== THE INPUT ==

☆ ☆ ☆ ☆ ☆ ☆ ☆

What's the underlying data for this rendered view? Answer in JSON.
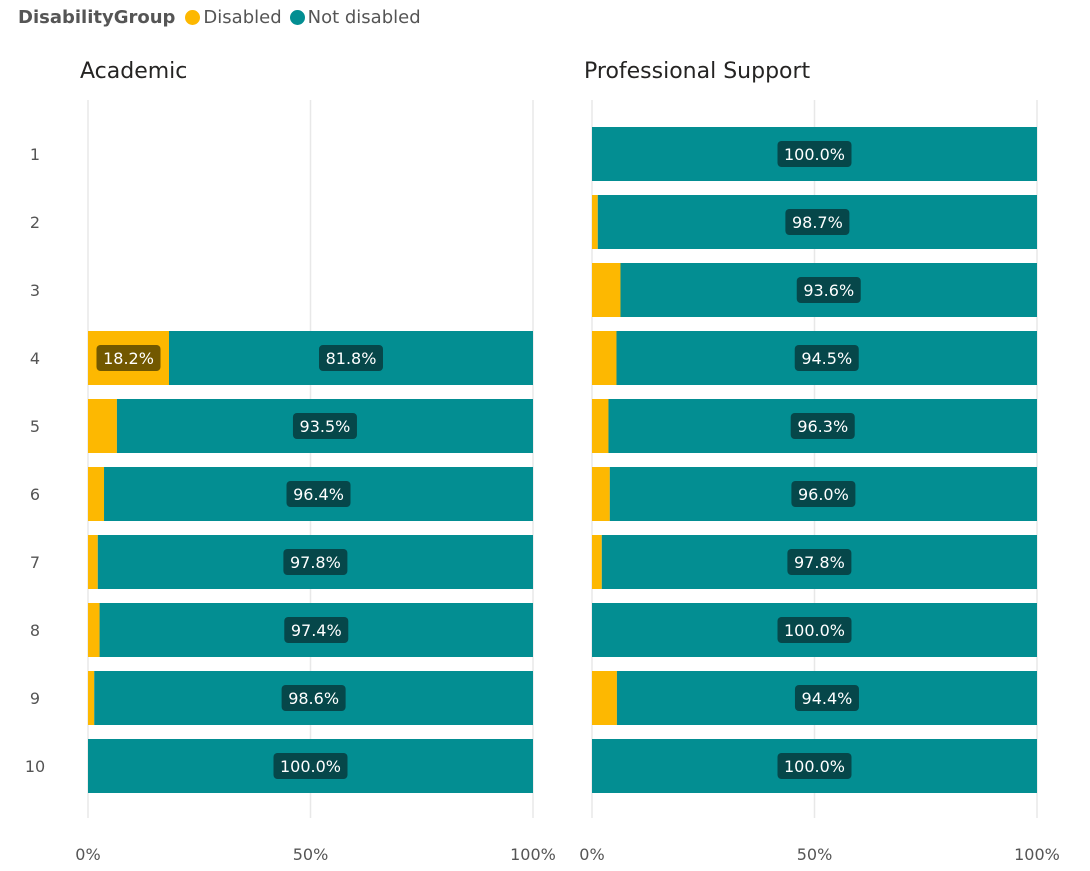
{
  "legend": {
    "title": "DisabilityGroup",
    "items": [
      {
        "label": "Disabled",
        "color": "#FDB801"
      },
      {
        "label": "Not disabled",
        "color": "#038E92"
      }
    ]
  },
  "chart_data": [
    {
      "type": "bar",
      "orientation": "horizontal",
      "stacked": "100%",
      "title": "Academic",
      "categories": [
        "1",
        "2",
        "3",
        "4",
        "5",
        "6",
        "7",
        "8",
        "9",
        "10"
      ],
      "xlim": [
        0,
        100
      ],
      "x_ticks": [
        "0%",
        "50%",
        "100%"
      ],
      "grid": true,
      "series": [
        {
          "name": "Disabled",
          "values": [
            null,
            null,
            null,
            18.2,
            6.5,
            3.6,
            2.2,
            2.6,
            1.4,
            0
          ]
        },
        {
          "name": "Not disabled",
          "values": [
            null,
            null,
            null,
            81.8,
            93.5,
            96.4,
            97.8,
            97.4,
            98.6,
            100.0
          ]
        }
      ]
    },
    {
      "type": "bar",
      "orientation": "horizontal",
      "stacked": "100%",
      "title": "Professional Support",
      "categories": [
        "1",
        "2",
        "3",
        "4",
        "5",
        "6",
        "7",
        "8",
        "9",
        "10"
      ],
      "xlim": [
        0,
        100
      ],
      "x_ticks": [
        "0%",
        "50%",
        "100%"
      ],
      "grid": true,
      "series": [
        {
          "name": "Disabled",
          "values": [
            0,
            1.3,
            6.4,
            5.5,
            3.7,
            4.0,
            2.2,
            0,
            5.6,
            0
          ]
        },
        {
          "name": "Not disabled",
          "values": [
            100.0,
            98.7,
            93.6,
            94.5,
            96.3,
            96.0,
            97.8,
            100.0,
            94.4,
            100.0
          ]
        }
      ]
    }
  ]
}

☆ ☆ ☆ ☆ ☆ ☆ ☆

Using the data above, print every line exactly, omitting pictures.

== TASK RESPONSE ==
What's the underlying data for this rendered view? Answer in JSON.
{
  "legend": {
    "title": "DisabilityGroup",
    "items": [
      {
        "label": "Disabled",
        "color": "#FDB801"
      },
      {
        "label": "Not disabled",
        "color": "#038E92"
      }
    ]
  },
  "chart_data": [
    {
      "type": "bar",
      "orientation": "horizontal",
      "stacked": "100%",
      "title": "Academic",
      "categories": [
        "1",
        "2",
        "3",
        "4",
        "5",
        "6",
        "7",
        "8",
        "9",
        "10"
      ],
      "xlim": [
        0,
        100
      ],
      "x_ticks": [
        "0%",
        "50%",
        "100%"
      ],
      "grid": true,
      "series": [
        {
          "name": "Disabled",
          "values": [
            null,
            null,
            null,
            18.2,
            6.5,
            3.6,
            2.2,
            2.6,
            1.4,
            0
          ]
        },
        {
          "name": "Not disabled",
          "values": [
            null,
            null,
            null,
            81.8,
            93.5,
            96.4,
            97.8,
            97.4,
            98.6,
            100.0
          ]
        }
      ]
    },
    {
      "type": "bar",
      "orientation": "horizontal",
      "stacked": "100%",
      "title": "Professional Support",
      "categories": [
        "1",
        "2",
        "3",
        "4",
        "5",
        "6",
        "7",
        "8",
        "9",
        "10"
      ],
      "xlim": [
        0,
        100
      ],
      "x_ticks": [
        "0%",
        "50%",
        "100%"
      ],
      "grid": true,
      "series": [
        {
          "name": "Disabled",
          "values": [
            0,
            1.3,
            6.4,
            5.5,
            3.7,
            4.0,
            2.2,
            0,
            5.6,
            0
          ]
        },
        {
          "name": "Not disabled",
          "values": [
            100.0,
            98.7,
            93.6,
            94.5,
            96.3,
            96.0,
            97.8,
            100.0,
            94.4,
            100.0
          ]
        }
      ]
    }
  ]
}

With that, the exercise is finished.